## Work instructions
Search the listing below for "document". Copy each matching line.
═══ Records shown
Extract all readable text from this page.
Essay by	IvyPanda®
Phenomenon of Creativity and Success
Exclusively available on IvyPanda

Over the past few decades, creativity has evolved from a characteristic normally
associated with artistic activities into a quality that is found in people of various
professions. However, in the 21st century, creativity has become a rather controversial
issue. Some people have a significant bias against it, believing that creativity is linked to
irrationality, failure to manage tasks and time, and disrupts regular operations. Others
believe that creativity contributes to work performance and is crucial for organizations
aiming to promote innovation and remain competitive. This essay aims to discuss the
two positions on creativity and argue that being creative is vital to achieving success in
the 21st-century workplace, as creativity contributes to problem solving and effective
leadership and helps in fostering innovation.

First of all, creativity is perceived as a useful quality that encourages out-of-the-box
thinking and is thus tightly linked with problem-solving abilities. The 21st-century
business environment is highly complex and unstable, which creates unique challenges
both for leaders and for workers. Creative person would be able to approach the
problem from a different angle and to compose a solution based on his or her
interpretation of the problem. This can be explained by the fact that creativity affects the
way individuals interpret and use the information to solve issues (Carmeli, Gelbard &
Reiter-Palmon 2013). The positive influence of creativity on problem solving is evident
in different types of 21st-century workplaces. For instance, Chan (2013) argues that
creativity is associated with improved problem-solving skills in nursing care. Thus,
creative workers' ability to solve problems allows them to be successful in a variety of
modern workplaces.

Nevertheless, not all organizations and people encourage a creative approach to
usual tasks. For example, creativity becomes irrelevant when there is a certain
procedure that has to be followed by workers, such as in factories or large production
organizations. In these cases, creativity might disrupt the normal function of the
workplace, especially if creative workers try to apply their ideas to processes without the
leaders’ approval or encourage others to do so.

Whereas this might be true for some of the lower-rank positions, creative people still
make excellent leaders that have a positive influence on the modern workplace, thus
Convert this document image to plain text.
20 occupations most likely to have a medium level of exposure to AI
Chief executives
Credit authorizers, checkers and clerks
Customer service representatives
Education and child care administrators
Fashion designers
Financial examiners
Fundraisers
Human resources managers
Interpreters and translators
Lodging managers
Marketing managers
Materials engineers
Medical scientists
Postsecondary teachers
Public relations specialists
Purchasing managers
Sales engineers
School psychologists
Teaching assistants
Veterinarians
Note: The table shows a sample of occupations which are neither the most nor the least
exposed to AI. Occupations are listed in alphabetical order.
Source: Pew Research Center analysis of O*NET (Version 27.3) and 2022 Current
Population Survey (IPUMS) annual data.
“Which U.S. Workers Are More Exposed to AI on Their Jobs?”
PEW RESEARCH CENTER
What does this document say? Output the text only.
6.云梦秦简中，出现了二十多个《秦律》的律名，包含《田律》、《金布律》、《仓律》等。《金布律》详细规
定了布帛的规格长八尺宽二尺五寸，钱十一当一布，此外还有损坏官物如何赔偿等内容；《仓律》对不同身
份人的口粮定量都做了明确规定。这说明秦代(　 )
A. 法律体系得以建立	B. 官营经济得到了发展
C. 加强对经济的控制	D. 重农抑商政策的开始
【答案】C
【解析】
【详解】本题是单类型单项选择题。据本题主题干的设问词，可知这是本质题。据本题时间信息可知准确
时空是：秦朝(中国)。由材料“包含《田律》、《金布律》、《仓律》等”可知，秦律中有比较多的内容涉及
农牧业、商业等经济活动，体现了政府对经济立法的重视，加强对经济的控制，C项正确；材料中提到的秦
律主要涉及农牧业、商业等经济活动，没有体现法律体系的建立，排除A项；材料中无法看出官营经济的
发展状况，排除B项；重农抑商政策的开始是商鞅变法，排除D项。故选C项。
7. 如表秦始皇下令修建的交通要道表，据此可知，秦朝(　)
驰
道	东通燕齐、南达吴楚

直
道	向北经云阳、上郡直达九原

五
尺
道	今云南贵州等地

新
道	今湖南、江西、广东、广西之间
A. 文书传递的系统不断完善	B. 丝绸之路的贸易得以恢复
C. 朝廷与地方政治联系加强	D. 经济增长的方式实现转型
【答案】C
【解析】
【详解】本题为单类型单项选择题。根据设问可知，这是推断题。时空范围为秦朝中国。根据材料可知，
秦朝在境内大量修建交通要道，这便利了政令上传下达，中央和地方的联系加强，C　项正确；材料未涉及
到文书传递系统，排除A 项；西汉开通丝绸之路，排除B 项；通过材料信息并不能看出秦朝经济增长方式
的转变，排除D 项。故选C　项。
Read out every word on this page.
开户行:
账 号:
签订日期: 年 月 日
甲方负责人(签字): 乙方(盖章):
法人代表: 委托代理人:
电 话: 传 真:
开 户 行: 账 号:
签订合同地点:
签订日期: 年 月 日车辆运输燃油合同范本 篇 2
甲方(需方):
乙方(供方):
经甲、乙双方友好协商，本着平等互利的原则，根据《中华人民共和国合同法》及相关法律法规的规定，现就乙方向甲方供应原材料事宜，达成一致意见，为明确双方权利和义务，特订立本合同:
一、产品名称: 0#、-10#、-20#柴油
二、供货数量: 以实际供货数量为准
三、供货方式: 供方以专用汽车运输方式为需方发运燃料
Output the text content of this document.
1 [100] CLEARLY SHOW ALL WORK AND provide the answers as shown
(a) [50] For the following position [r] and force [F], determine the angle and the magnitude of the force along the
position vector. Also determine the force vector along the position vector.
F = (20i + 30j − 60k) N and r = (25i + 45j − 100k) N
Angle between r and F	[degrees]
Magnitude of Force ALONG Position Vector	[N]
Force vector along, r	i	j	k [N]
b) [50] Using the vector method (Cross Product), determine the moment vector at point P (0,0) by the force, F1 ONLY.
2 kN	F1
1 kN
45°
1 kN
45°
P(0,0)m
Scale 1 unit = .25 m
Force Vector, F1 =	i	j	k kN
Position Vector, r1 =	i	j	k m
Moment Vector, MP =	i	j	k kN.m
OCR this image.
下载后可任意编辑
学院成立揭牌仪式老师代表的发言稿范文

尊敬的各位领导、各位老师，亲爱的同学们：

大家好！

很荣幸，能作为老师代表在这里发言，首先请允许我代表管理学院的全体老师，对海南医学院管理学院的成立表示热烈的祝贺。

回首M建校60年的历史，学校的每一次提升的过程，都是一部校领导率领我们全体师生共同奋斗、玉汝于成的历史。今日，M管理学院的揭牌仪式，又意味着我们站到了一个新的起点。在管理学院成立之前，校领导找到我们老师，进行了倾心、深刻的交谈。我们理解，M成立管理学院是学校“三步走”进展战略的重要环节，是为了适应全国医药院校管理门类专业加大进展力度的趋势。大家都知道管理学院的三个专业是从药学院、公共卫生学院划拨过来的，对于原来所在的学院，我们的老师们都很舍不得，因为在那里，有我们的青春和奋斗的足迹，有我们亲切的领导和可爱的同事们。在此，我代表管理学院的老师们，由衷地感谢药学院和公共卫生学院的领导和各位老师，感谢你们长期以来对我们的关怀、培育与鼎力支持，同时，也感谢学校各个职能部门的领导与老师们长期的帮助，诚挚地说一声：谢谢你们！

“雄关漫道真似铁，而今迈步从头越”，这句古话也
══════
## Expected output
Convert this document image to plain text.
What does this document say? Output the text only.
Output the text content of this document.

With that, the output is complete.